▶ [Goal of the exercise] Scan the entries and tally the lines that include the string "المـادة". Reply with the figure alone.

▶ [Input for this task]
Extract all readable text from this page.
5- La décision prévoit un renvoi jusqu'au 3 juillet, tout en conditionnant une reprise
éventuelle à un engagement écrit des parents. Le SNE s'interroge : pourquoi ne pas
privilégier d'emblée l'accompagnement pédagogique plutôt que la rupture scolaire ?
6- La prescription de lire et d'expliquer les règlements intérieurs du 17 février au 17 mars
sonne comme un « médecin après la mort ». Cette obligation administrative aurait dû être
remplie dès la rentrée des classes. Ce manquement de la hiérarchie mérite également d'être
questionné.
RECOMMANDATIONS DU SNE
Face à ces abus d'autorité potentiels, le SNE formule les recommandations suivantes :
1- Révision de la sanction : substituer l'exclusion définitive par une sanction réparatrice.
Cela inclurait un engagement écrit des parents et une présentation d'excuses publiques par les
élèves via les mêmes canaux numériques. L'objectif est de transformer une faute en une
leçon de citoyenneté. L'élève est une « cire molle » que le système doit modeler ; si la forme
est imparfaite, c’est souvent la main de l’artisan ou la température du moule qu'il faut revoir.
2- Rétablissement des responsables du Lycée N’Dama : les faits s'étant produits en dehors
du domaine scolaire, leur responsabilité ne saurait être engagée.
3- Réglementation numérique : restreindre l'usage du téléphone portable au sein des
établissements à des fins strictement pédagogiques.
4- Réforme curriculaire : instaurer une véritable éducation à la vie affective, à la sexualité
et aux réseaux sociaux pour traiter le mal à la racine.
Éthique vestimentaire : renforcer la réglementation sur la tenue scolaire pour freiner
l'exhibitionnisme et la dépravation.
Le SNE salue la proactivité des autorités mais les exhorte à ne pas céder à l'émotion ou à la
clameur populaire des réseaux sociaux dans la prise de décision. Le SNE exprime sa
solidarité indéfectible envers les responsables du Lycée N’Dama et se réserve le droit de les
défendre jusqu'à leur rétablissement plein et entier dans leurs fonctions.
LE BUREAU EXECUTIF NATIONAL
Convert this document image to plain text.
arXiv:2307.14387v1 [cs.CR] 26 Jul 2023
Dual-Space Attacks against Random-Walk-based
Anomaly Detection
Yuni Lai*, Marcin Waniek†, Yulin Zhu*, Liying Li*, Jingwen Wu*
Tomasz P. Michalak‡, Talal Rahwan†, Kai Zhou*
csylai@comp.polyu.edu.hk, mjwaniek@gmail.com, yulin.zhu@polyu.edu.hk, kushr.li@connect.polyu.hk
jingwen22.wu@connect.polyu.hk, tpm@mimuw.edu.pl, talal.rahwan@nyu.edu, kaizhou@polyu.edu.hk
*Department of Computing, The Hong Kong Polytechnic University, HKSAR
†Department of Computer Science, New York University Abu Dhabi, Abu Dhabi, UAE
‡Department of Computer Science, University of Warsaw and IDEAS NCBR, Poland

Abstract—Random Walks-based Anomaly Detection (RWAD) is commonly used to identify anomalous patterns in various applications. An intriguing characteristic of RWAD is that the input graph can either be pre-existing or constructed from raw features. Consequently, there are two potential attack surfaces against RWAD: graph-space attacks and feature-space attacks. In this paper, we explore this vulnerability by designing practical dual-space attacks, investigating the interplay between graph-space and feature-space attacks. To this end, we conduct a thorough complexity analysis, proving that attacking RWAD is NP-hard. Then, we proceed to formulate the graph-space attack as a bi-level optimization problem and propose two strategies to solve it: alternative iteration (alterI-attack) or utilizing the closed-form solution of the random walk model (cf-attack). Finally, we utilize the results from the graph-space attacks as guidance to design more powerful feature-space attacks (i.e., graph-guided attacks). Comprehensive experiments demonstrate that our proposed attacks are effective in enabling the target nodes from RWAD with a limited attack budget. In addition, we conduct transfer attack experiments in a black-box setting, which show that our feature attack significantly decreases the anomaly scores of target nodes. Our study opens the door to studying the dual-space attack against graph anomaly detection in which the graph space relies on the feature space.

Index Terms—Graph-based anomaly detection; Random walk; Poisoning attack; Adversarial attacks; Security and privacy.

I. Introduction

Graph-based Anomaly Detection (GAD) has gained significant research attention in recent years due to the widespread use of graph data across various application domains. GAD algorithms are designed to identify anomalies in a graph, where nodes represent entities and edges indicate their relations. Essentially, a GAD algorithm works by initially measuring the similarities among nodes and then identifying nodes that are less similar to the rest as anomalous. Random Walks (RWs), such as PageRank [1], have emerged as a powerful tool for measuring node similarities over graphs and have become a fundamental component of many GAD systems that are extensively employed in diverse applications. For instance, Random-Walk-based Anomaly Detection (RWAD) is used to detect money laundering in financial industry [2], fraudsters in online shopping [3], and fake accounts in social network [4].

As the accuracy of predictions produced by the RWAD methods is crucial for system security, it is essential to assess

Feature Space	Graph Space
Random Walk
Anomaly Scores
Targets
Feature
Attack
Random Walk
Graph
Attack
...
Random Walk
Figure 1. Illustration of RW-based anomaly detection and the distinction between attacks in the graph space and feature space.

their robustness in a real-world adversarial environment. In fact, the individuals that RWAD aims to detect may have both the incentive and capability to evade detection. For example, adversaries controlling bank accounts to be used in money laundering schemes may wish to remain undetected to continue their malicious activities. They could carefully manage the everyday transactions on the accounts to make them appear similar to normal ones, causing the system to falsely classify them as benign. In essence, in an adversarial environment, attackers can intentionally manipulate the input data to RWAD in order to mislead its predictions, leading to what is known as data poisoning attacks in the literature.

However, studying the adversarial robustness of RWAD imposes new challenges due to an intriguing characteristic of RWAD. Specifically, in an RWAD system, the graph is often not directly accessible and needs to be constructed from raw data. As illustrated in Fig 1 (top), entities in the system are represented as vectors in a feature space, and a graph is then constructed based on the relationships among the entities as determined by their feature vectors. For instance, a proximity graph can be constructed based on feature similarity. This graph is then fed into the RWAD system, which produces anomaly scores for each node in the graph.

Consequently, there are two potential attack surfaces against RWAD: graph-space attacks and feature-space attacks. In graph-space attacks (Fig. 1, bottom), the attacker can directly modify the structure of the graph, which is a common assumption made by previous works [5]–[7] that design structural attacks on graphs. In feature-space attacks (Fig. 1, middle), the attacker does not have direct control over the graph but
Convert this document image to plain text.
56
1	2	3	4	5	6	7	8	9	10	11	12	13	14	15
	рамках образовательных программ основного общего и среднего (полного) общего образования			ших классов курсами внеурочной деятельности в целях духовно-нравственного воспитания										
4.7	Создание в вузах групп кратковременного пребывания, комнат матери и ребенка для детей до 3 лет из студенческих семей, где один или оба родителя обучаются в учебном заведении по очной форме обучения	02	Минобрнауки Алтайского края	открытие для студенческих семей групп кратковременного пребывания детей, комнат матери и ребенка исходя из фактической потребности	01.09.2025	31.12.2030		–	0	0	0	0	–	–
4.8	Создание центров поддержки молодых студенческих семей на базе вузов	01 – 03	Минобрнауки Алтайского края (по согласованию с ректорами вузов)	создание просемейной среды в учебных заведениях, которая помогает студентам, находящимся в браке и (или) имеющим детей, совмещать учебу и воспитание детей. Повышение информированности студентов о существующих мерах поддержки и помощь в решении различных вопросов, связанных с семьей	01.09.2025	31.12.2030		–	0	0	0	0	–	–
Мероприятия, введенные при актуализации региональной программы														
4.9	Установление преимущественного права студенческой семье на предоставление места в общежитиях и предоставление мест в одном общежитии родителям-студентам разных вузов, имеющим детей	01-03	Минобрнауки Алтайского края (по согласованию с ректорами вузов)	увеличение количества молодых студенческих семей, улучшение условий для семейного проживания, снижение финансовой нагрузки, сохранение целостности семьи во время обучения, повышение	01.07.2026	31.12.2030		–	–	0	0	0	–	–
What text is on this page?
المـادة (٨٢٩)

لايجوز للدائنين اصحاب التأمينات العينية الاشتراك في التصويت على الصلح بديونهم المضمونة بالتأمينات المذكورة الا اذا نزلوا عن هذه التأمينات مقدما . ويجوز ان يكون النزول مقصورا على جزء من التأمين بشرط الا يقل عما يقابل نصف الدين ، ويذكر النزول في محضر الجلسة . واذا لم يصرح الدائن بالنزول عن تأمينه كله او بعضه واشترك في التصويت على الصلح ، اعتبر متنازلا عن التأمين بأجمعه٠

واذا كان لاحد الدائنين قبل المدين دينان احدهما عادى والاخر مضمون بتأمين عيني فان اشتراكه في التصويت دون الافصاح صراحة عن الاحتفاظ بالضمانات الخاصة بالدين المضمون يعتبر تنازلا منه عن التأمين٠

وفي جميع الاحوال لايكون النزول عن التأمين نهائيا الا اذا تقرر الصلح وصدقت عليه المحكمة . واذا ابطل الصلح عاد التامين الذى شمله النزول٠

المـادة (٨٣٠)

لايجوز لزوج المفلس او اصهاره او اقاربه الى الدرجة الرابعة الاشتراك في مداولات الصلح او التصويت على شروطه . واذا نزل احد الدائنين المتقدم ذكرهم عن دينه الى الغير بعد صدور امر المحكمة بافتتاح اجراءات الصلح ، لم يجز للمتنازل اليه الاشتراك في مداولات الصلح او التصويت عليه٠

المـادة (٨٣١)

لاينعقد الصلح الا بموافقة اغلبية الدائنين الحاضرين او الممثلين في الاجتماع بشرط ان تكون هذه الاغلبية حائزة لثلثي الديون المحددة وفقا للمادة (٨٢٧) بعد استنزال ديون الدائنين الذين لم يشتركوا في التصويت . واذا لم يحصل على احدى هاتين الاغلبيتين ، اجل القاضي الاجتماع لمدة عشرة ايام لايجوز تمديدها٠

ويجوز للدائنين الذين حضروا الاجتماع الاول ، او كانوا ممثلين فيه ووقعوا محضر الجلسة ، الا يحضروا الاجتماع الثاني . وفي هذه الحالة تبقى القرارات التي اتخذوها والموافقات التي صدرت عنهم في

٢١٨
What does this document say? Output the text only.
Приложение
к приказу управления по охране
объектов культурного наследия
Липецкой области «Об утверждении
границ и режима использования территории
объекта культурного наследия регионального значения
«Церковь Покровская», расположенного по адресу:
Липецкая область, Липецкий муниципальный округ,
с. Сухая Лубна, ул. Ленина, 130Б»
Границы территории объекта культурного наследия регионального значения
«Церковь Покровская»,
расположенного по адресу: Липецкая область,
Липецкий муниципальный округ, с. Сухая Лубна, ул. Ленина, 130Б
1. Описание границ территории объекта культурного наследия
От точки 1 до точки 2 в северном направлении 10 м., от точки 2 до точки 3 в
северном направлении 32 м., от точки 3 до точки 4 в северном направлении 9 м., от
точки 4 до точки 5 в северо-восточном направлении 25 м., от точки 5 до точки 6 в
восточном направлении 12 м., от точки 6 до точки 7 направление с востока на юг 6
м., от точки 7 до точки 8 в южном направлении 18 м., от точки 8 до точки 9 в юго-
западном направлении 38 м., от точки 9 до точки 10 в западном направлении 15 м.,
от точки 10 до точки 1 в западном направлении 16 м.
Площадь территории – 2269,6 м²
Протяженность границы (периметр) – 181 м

▶ [Output] 3